Description of the task —
Please print the records below line for line, changing nothing.

Source material —

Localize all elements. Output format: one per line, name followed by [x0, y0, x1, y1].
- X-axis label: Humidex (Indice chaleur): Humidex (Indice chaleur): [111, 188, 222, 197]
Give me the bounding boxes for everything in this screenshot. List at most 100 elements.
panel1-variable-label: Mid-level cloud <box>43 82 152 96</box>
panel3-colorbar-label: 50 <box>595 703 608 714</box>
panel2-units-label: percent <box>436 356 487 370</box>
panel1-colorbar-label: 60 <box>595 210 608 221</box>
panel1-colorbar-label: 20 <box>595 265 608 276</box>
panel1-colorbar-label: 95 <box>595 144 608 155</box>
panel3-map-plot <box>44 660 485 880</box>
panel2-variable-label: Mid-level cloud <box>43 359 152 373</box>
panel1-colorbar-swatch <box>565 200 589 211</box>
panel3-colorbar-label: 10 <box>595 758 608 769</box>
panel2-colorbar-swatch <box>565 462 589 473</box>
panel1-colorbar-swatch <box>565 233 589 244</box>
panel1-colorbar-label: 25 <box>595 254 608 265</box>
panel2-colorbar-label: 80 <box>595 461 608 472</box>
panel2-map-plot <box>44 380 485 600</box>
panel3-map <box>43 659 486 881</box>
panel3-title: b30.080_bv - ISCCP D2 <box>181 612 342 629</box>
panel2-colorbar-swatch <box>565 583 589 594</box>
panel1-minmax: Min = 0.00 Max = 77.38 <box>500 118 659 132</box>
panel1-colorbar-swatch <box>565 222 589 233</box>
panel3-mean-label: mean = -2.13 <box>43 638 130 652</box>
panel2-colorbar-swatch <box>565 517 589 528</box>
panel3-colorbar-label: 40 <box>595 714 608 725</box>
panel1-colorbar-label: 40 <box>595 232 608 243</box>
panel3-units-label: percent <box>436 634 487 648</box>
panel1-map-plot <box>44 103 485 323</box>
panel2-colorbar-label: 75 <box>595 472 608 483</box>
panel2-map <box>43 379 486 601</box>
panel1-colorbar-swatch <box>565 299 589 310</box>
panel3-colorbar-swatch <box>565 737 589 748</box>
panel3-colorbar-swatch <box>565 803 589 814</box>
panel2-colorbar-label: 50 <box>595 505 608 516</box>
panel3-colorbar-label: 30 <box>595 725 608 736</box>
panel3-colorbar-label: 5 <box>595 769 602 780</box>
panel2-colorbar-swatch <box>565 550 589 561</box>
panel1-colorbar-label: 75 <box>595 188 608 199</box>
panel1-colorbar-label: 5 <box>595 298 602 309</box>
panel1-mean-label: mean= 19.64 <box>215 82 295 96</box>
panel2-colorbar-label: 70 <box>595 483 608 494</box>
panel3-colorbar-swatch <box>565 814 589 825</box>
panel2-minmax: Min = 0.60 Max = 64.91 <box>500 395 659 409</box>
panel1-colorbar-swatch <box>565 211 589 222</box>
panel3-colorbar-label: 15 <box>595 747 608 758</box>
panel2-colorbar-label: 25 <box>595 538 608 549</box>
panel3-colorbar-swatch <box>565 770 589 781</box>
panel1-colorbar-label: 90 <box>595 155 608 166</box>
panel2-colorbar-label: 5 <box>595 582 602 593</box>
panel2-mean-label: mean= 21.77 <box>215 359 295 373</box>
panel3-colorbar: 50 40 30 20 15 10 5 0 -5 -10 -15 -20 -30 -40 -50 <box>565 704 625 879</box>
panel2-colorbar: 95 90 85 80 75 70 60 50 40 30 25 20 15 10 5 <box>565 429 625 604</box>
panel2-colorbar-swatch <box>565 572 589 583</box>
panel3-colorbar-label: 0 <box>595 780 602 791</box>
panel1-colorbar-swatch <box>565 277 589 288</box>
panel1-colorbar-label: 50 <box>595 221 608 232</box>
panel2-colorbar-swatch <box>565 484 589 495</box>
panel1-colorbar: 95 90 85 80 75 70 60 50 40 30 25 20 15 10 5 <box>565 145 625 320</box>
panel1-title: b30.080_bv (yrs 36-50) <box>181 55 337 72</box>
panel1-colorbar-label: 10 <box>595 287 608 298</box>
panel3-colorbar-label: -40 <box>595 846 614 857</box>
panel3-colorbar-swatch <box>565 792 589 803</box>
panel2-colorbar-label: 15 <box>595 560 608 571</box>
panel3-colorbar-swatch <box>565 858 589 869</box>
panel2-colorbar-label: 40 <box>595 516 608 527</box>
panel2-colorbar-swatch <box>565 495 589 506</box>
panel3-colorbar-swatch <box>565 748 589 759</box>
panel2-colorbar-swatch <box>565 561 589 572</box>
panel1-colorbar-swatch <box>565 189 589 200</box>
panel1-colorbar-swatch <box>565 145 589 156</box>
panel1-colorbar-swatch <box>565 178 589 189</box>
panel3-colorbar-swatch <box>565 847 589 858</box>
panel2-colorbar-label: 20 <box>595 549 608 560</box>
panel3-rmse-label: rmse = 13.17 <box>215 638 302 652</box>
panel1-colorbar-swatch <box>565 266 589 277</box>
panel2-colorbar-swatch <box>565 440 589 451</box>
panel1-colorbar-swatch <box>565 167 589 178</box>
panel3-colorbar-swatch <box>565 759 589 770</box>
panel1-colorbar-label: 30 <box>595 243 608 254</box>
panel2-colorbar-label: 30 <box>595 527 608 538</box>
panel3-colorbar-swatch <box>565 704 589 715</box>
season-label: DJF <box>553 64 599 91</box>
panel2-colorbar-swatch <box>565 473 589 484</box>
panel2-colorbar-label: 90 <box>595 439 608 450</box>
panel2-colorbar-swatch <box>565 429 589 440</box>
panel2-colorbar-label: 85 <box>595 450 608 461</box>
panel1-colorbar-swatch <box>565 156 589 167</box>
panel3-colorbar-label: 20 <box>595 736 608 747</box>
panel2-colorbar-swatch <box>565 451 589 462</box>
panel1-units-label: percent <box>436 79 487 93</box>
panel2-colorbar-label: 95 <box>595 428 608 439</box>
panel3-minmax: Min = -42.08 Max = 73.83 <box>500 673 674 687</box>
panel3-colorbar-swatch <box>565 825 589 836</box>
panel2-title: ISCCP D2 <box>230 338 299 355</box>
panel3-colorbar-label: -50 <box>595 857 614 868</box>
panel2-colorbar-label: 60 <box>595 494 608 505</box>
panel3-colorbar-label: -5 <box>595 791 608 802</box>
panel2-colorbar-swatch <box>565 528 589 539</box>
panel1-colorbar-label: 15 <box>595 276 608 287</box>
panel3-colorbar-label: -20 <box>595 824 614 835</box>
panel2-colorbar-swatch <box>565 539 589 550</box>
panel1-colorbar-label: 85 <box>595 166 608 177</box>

Task solution —
Localize all elements. Output format: one per line, name followed by [x0, y0, x1, y1].
- X-axis label: Humidex (Indice chaleur): Humidex (Indice chaleur): [111, 188, 222, 197]
Give me the bounding boxes for everything in this screenshot. List at most 100 elements.
panel1-variable-label: Mid-level cloud <box>43 82 152 96</box>
panel3-colorbar-label: 50 <box>595 703 608 714</box>
panel2-units-label: percent <box>436 356 487 370</box>
panel1-colorbar-label: 60 <box>595 210 608 221</box>
panel1-colorbar-label: 20 <box>595 265 608 276</box>
panel1-colorbar-label: 95 <box>595 144 608 155</box>
panel3-map-plot <box>44 660 485 880</box>
panel2-variable-label: Mid-level cloud <box>43 359 152 373</box>
panel1-colorbar-swatch <box>565 200 589 211</box>
panel3-colorbar-label: 10 <box>595 758 608 769</box>
panel2-colorbar-swatch <box>565 462 589 473</box>
panel1-colorbar-swatch <box>565 233 589 244</box>
panel1-colorbar-label: 25 <box>595 254 608 265</box>
panel2-colorbar-label: 80 <box>595 461 608 472</box>
panel2-map-plot <box>44 380 485 600</box>
panel3-map <box>43 659 486 881</box>
panel3-title: b30.080_bv - ISCCP D2 <box>181 612 342 629</box>
panel2-colorbar-swatch <box>565 583 589 594</box>
panel1-minmax: Min = 0.00 Max = 77.38 <box>500 118 659 132</box>
panel1-colorbar-swatch <box>565 222 589 233</box>
panel3-mean-label: mean = -2.13 <box>43 638 130 652</box>
panel2-colorbar-swatch <box>565 517 589 528</box>
panel3-colorbar-label: 40 <box>595 714 608 725</box>
panel1-colorbar-label: 40 <box>595 232 608 243</box>
panel3-units-label: percent <box>436 634 487 648</box>
panel1-map-plot <box>44 103 485 323</box>
panel2-colorbar-label: 75 <box>595 472 608 483</box>
panel2-map <box>43 379 486 601</box>
panel1-colorbar-swatch <box>565 299 589 310</box>
panel3-colorbar-swatch <box>565 737 589 748</box>
panel3-colorbar-swatch <box>565 803 589 814</box>
panel2-colorbar-label: 50 <box>595 505 608 516</box>
panel3-colorbar-label: 30 <box>595 725 608 736</box>
panel3-colorbar-label: 5 <box>595 769 602 780</box>
panel2-colorbar-swatch <box>565 550 589 561</box>
panel1-colorbar-label: 75 <box>595 188 608 199</box>
panel1-colorbar-label: 5 <box>595 298 602 309</box>
panel1-mean-label: mean= 19.64 <box>215 82 295 96</box>
panel2-colorbar-label: 70 <box>595 483 608 494</box>
panel3-colorbar-swatch <box>565 814 589 825</box>
panel2-minmax: Min = 0.60 Max = 64.91 <box>500 395 659 409</box>
panel1-colorbar-swatch <box>565 211 589 222</box>
panel3-colorbar-label: 15 <box>595 747 608 758</box>
panel2-colorbar-label: 25 <box>595 538 608 549</box>
panel3-colorbar-swatch <box>565 770 589 781</box>
panel1-colorbar-label: 90 <box>595 155 608 166</box>
panel2-colorbar-label: 5 <box>595 582 602 593</box>
panel2-mean-label: mean= 21.77 <box>215 359 295 373</box>
panel3-colorbar: 50 40 30 20 15 10 5 0 -5 -10 -15 -20 -30 -40 -50 <box>565 704 625 879</box>
panel2-colorbar: 95 90 85 80 75 70 60 50 40 30 25 20 15 10 5 <box>565 429 625 604</box>
panel2-colorbar-swatch <box>565 572 589 583</box>
panel3-colorbar-label: 0 <box>595 780 602 791</box>
panel1-colorbar-swatch <box>565 277 589 288</box>
panel1-colorbar-label: 50 <box>595 221 608 232</box>
panel2-colorbar-swatch <box>565 484 589 495</box>
panel1-colorbar: 95 90 85 80 75 70 60 50 40 30 25 20 15 10 5 <box>565 145 625 320</box>
panel1-title: b30.080_bv (yrs 36-50) <box>181 55 337 72</box>
panel1-colorbar-label: 10 <box>595 287 608 298</box>
panel3-colorbar-label: -40 <box>595 846 614 857</box>
panel3-colorbar-swatch <box>565 792 589 803</box>
panel2-colorbar-label: 15 <box>595 560 608 571</box>
panel3-colorbar-swatch <box>565 858 589 869</box>
panel2-colorbar-label: 40 <box>595 516 608 527</box>
panel2-colorbar-swatch <box>565 495 589 506</box>
panel3-colorbar-swatch <box>565 748 589 759</box>
panel2-colorbar-swatch <box>565 561 589 572</box>
panel1-colorbar-swatch <box>565 189 589 200</box>
panel1-colorbar-swatch <box>565 145 589 156</box>
panel1-colorbar-swatch <box>565 178 589 189</box>
panel3-colorbar-swatch <box>565 847 589 858</box>
panel2-colorbar-label: 20 <box>595 549 608 560</box>
panel3-rmse-label: rmse = 13.17 <box>215 638 302 652</box>
panel1-colorbar-swatch <box>565 266 589 277</box>
panel2-colorbar-swatch <box>565 440 589 451</box>
panel1-colorbar-swatch <box>565 167 589 178</box>
panel3-colorbar-swatch <box>565 759 589 770</box>
panel1-colorbar-label: 30 <box>595 243 608 254</box>
panel2-colorbar-label: 30 <box>595 527 608 538</box>
panel3-colorbar-swatch <box>565 704 589 715</box>
season-label: DJF <box>553 64 599 91</box>
panel2-colorbar-swatch <box>565 473 589 484</box>
panel2-colorbar-label: 90 <box>595 439 608 450</box>
panel2-colorbar-swatch <box>565 429 589 440</box>
panel2-colorbar-label: 85 <box>595 450 608 461</box>
panel1-colorbar-swatch <box>565 156 589 167</box>
panel3-colorbar-label: 20 <box>595 736 608 747</box>
panel2-colorbar-swatch <box>565 451 589 462</box>
panel1-units-label: percent <box>436 79 487 93</box>
panel2-colorbar-label: 95 <box>595 428 608 439</box>
panel3-minmax: Min = -42.08 Max = 73.83 <box>500 673 674 687</box>
panel3-colorbar-swatch <box>565 825 589 836</box>
panel2-title: ISCCP D2 <box>230 338 299 355</box>
panel3-colorbar-label: -50 <box>595 857 614 868</box>
panel2-colorbar-label: 60 <box>595 494 608 505</box>
panel3-colorbar-label: -5 <box>595 791 608 802</box>
panel2-colorbar-swatch <box>565 528 589 539</box>
panel1-colorbar-label: 15 <box>595 276 608 287</box>
panel3-colorbar-label: -20 <box>595 824 614 835</box>
panel2-colorbar-swatch <box>565 539 589 550</box>
panel1-colorbar-label: 85 <box>595 166 608 177</box>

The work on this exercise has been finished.